Requirement: Each line containing the word "text" needs to be copied.

------------

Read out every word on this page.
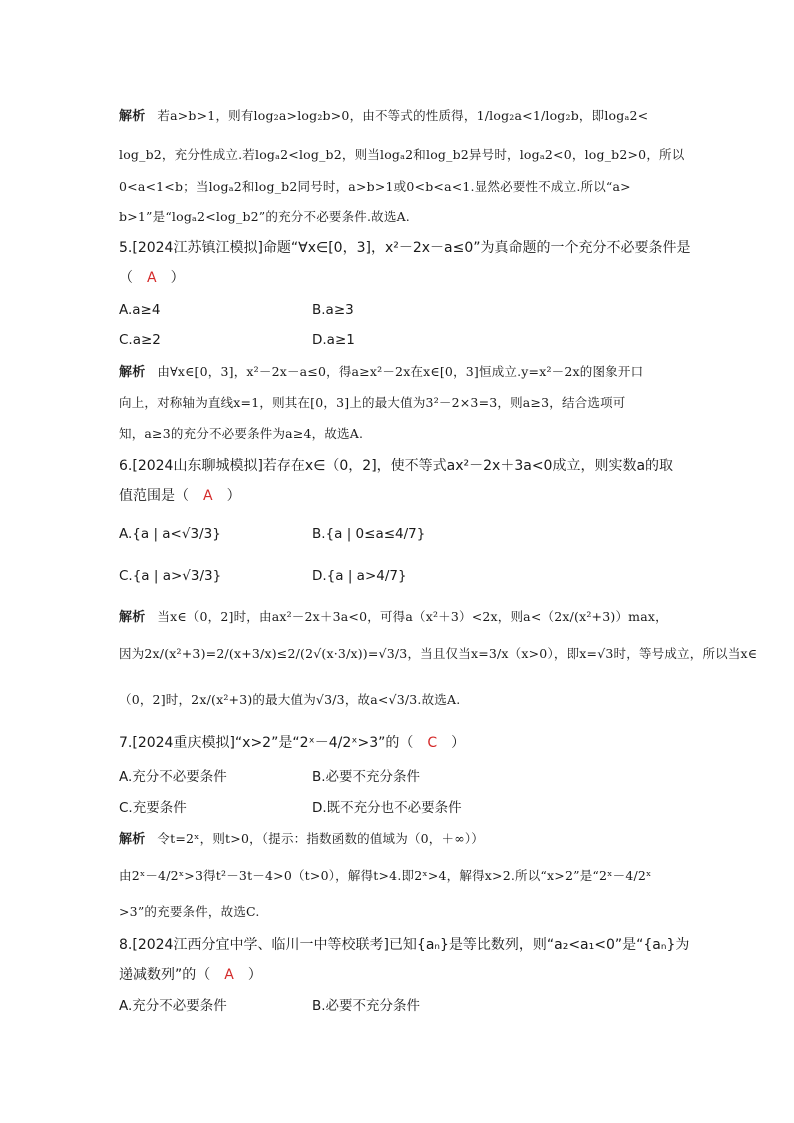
解析 若a>b>1，则有log₂a>log₂b>0，由不等式的性质得，1/log₂a<1/log₂b，即logₐ2<
log_b2，充分性成立.若logₐ2<log_b2，则当logₐ2和log_b2异号时，logₐ2<0，log_b2>0，所以
0<a<1<b；当logₐ2和log_b2同号时，a>b>1或0<b<a<1.显然必要性不成立.所以“a>
b>1”是“logₐ2<log_b2”的充分不必要条件.故选A.
5.[2024江苏镇江模拟]命题“∀x∈[0，3]，x²－2x－a≤0”为真命题的一个充分不必要条件是
（ A ）
A.a≥4	B.a≥3
C.a≥2	D.a≥1
解析 由∀x∈[0，3]，x²－2x－a≤0，得a≥x²－2x在x∈[0，3]恒成立.y=x²－2x的图象开口
向上，对称轴为直线x=1，则其在[0，3]上的最大值为3²－2×3=3，则a≥3，结合选项可
知，a≥3的充分不必要条件为a≥4，故选A.
6.[2024山东聊城模拟]若存在x∈（0，2]，使不等式ax²－2x＋3a<0成立，则实数a的取
值范围是（ A ）
A.{a | a<√3/3}	B.{a | 0≤a≤4/7}
C.{a | a>√3/3}	D.{a | a>4/7}
解析 当x∈（0，2]时，由ax²－2x＋3a<0，可得a（x²＋3）<2x，则a<（2x/(x²+3)）max，
因为2x/(x²+3)=2/(x+3/x)≤2/(2√(x·3/x))=√3/3，当且仅当x=3/x（x>0），即x=√3时，等号成立，所以当x∈
（0，2]时，2x/(x²+3)的最大值为√3/3，故a<√3/3.故选A.
7.[2024重庆模拟]“x>2”是“2ˣ－4/2ˣ>3”的（ C ）
A.充分不必要条件	B.必要不充分条件
C.充要条件	D.既不充分也不必要条件
解析 令t=2ˣ，则t>0，（提示：指数函数的值域为（0，＋∞））
由2ˣ－4/2ˣ>3得t²－3t－4>0（t>0），解得t>4.即2ˣ>4，解得x>2.所以“x>2”是“2ˣ－4/2ˣ
>3”的充要条件，故选C.
8.[2024江西分宜中学、临川一中等校联考]已知{aₙ}是等比数列，则“a₂<a₁<0”是“{aₙ}为
递减数列”的（ A ）
A.充分不必要条件	B.必要不充分条件
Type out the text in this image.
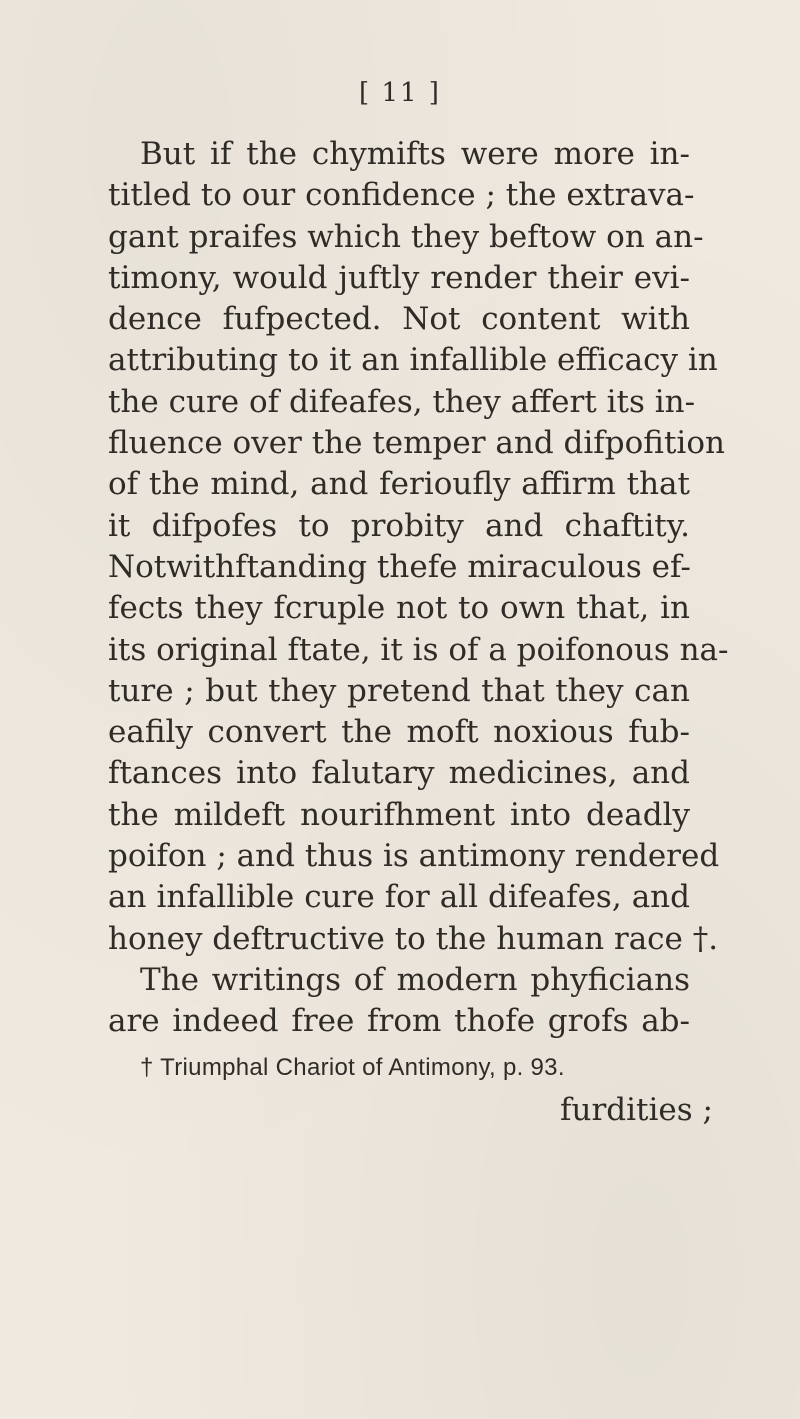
[ 11 ]
But if the chymifts were more in-
titled to our confidence ; the extrava-
gant praifes which they beftow on an-
timony, would juftly render their evi-
dence fufpected. Not content with
attributing to it an infallible efficacy in
the cure of difeafes, they affert its in-
fluence over the temper and difpofition
of the mind, and ferioufly affirm that
it difpofes to probity and chaftity.
Notwithftanding thefe miraculous ef-
fects they fcruple not to own that, in
its original ftate, it is of a poifonous na-
ture ; but they pretend that they can
eafily convert the moft noxious fub-
ftances into falutary medicines, and
the mildeft nourifhment into deadly
poifon ; and thus is antimony rendered
an infallible cure for all difeafes, and
honey deftructive to the human race †.
The writings of modern phyficians
are indeed free from thofe grofs ab-
† Triumphal Chariot of Antimony, p. 93.
furdities ;
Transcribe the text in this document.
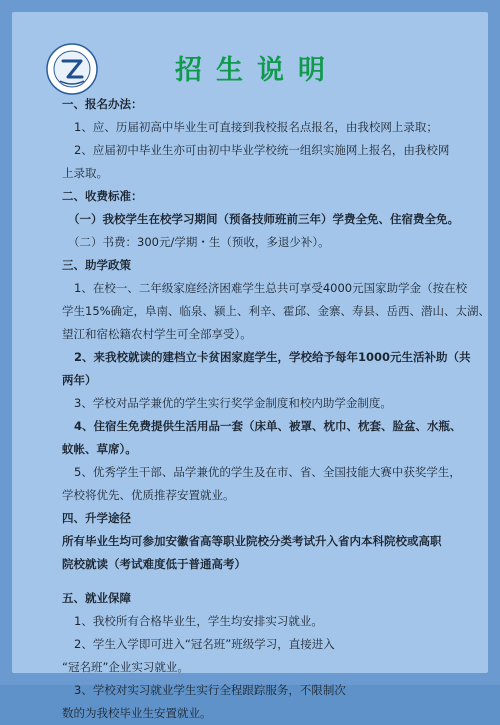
招生说明
一、报名办法：
1、应、历届初高中毕业生可直接到我校报名点报名，由我校网上录取；
2、应届初中毕业生亦可由初中毕业学校统一组织实施网上报名，由我校网
上录取。
二、收费标准：
（一）我校学生在校学习期间（预备技师班前三年）学费全免、住宿费全免。
（二）书费：300元/学期・生（预收，多退少补）。
三、助学政策
1、在校一、二年级家庭经济困难学生总共可享受4000元国家助学金（按在校
学生15%确定，阜南、临泉、颍上、利辛、霍邱、金寨、寿县、岳西、潜山、太湖、
望江和宿松籍农村学生可全部享受）。
2、来我校就读的建档立卡贫困家庭学生，学校给予每年1000元生活补助（共
两年）
3、学校对品学兼优的学生实行奖学金制度和校内助学金制度。
4、住宿生免费提供生活用品一套（床单、被罩、枕巾、枕套、脸盆、水瓶、
蚊帐、草席）。
5、优秀学生干部、品学兼优的学生及在市、省、全国技能大赛中获奖学生，
学校将优先、优质推荐安置就业。
四、升学途径
所有毕业生均可参加安徽省高等职业院校分类考试升入省内本科院校或高职
院校就读（考试难度低于普通高考）
五、就业保障
1、我校所有合格毕业生，学生均安排实习就业。
2、学生入学即可进入“冠名班”班级学习，直接进入
“冠名班”企业实习就业。
3、学校对实习就业学生实行全程跟踪服务，不限制次
数的为我校毕业生安置就业。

------------

Answer to the exercise:
Type out the text in this image.
Transcribe the text in this document.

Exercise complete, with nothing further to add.